# WHAT THE EXERCISE ASKS
Give every line back verbatim, dropping all images.

════════

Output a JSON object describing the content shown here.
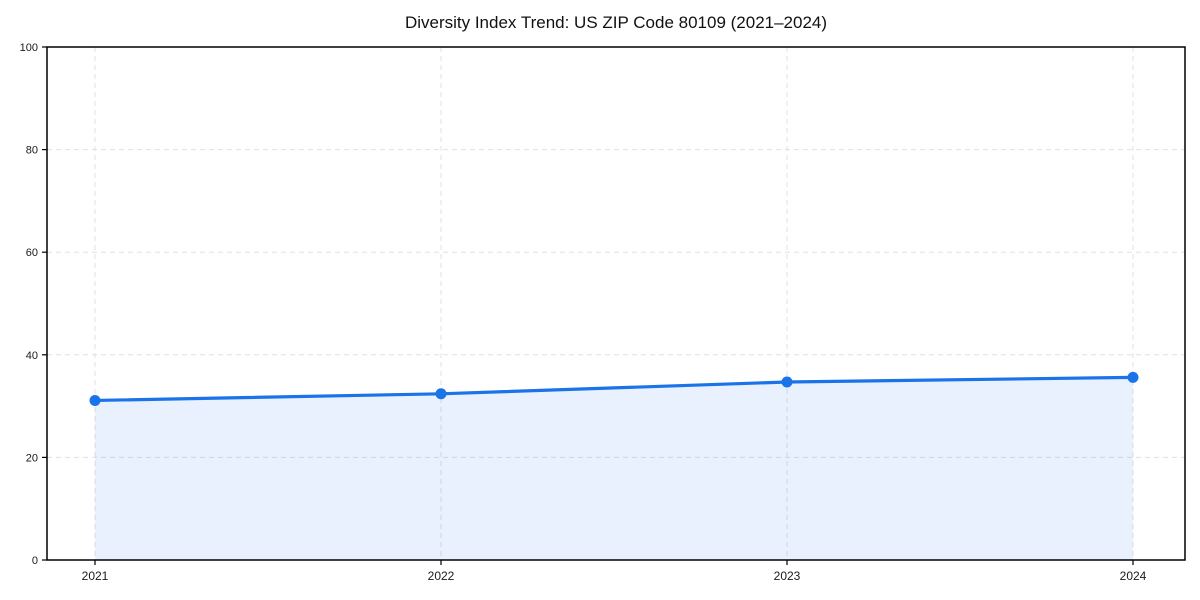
{
  "chart_data": {
    "type": "area",
    "title": "Diversity Index Trend: US ZIP Code 80109 (2021–2024)",
    "x": [
      "2021",
      "2022",
      "2023",
      "2024"
    ],
    "series": [
      {
        "name": "Diversity Index",
        "values": [
          31.1,
          32.4,
          34.7,
          35.6
        ]
      }
    ],
    "xlabel": "",
    "ylabel": "",
    "ylim": [
      0,
      100
    ],
    "yticks": [
      0,
      20,
      40,
      60,
      80,
      100
    ],
    "grid": "dashed, horizontal at each y tick and vertical at each year",
    "legend": "none",
    "marker": "circle",
    "colors": {
      "line": "#1a73e8",
      "marker": "#1a73e8",
      "fill": "rgba(26,115,232,0.10)",
      "grid": "#e0e0e0",
      "spine": "#000000",
      "tick_label": "#1a1a1a",
      "title": "#111111",
      "background": "#ffffff"
    }
  }
}
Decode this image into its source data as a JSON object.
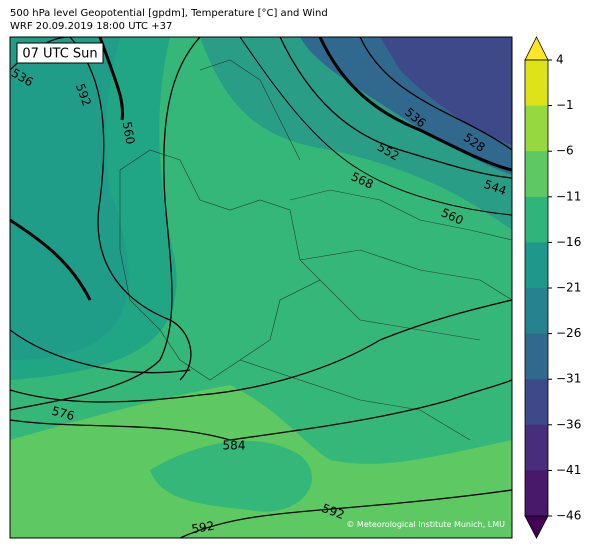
{
  "header": {
    "title": "500 hPa level Geopotential [gpdm], Temperature [°C] and Wind",
    "subtitle": "WRF 20.09.2019 18:00 UTC +37"
  },
  "map": {
    "time_label": "07 UTC Sun",
    "contour_labels": [
      "536",
      "592",
      "560",
      "536",
      "552",
      "528",
      "568",
      "544",
      "560",
      "576",
      "584",
      "592",
      "592"
    ],
    "copyright": "© Meteorological Institute Munich, LMU"
  },
  "colorbar": {
    "ticks": [
      "4",
      "−1",
      "−6",
      "−11",
      "−16",
      "−21",
      "−26",
      "−31",
      "−36",
      "−41",
      "−46"
    ],
    "colors": [
      "#dde318",
      "#95d840",
      "#5ec962",
      "#2fb47c",
      "#1f988b",
      "#26828e",
      "#31688e",
      "#3e4989",
      "#472d7b",
      "#48186a"
    ],
    "over_color": "#fde725",
    "under_color": "#440154"
  }
}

════════

# REPLY TO THE TASK
Output a JSON object describing the content shown here.
{
  "chart_data": {
    "type": "area",
    "title": "Diversity Index Trend: US ZIP Code 80109 (2021–2024)",
    "x": [
      "2021",
      "2022",
      "2023",
      "2024"
    ],
    "series": [
      {
        "name": "Diversity Index",
        "values": [
          31.1,
          32.4,
          34.7,
          35.6
        ]
      }
    ],
    "xlabel": "",
    "ylabel": "",
    "ylim": [
      0,
      100
    ],
    "yticks": [
      0,
      20,
      40,
      60,
      80,
      100
    ],
    "grid": "dashed, horizontal at each y tick and vertical at each year",
    "legend": "none",
    "marker": "circle",
    "colors": {
      "line": "#1a73e8",
      "marker": "#1a73e8",
      "fill": "rgba(26,115,232,0.10)",
      "grid": "#e0e0e0",
      "spine": "#000000",
      "tick_label": "#1a1a1a",
      "title": "#111111",
      "background": "#ffffff"
    }
  }
}
Decode this image into its source data as a JSON object.
{
  "header": {
    "title": "500 hPa level Geopotential [gpdm], Temperature [°C] and Wind",
    "subtitle": "WRF 20.09.2019 18:00 UTC +37"
  },
  "map": {
    "time_label": "07 UTC Sun",
    "contour_labels": [
      "536",
      "592",
      "560",
      "536",
      "552",
      "528",
      "568",
      "544",
      "560",
      "576",
      "584",
      "592",
      "592"
    ],
    "copyright": "© Meteorological Institute Munich, LMU"
  },
  "colorbar": {
    "ticks": [
      "4",
      "−1",
      "−6",
      "−11",
      "−16",
      "−21",
      "−26",
      "−31",
      "−36",
      "−41",
      "−46"
    ],
    "colors": [
      "#dde318",
      "#95d840",
      "#5ec962",
      "#2fb47c",
      "#1f988b",
      "#26828e",
      "#31688e",
      "#3e4989",
      "#472d7b",
      "#48186a"
    ],
    "over_color": "#fde725",
    "under_color": "#440154"
  }
}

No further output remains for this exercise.